══ DATA RECORDS

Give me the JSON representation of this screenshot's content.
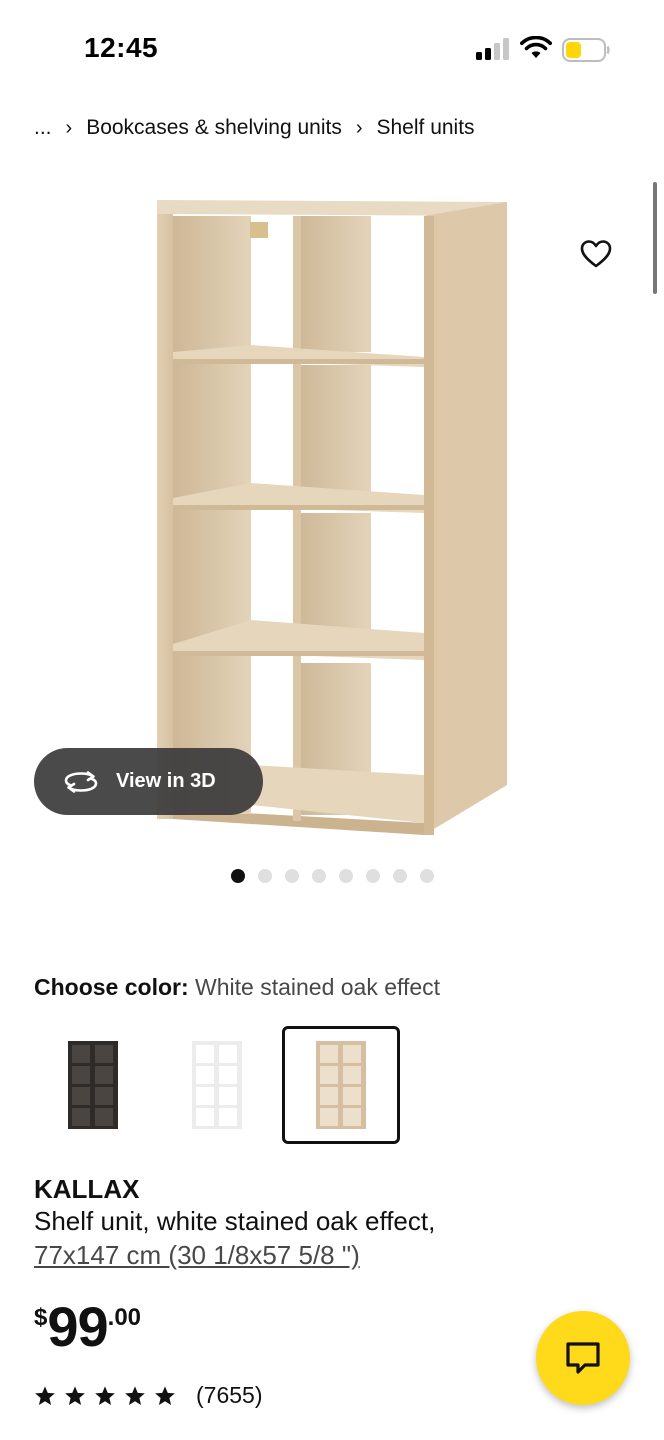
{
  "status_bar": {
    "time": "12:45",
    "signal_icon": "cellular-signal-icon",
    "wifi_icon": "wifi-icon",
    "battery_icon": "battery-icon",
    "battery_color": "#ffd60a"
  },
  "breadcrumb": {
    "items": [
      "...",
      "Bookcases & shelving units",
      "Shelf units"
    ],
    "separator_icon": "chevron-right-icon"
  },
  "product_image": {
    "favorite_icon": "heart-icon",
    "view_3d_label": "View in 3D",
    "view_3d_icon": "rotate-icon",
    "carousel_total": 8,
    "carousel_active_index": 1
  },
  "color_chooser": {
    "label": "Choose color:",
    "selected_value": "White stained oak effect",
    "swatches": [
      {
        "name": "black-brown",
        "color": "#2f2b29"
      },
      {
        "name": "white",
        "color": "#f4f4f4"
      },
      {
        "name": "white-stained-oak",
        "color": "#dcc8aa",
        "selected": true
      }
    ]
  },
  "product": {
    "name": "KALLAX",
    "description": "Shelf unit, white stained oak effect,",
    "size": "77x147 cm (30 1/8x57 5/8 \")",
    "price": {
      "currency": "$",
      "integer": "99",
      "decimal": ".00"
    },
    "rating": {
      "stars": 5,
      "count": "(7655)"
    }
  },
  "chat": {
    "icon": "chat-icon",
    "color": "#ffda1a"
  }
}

════

_STATED TASK_
Locate all lines holding the word "effect", then copy them out.

_SOLVED EXERCISE_
    "selected_value": "White stained oak effect",
    "description": "Shelf unit, white stained oak effect,",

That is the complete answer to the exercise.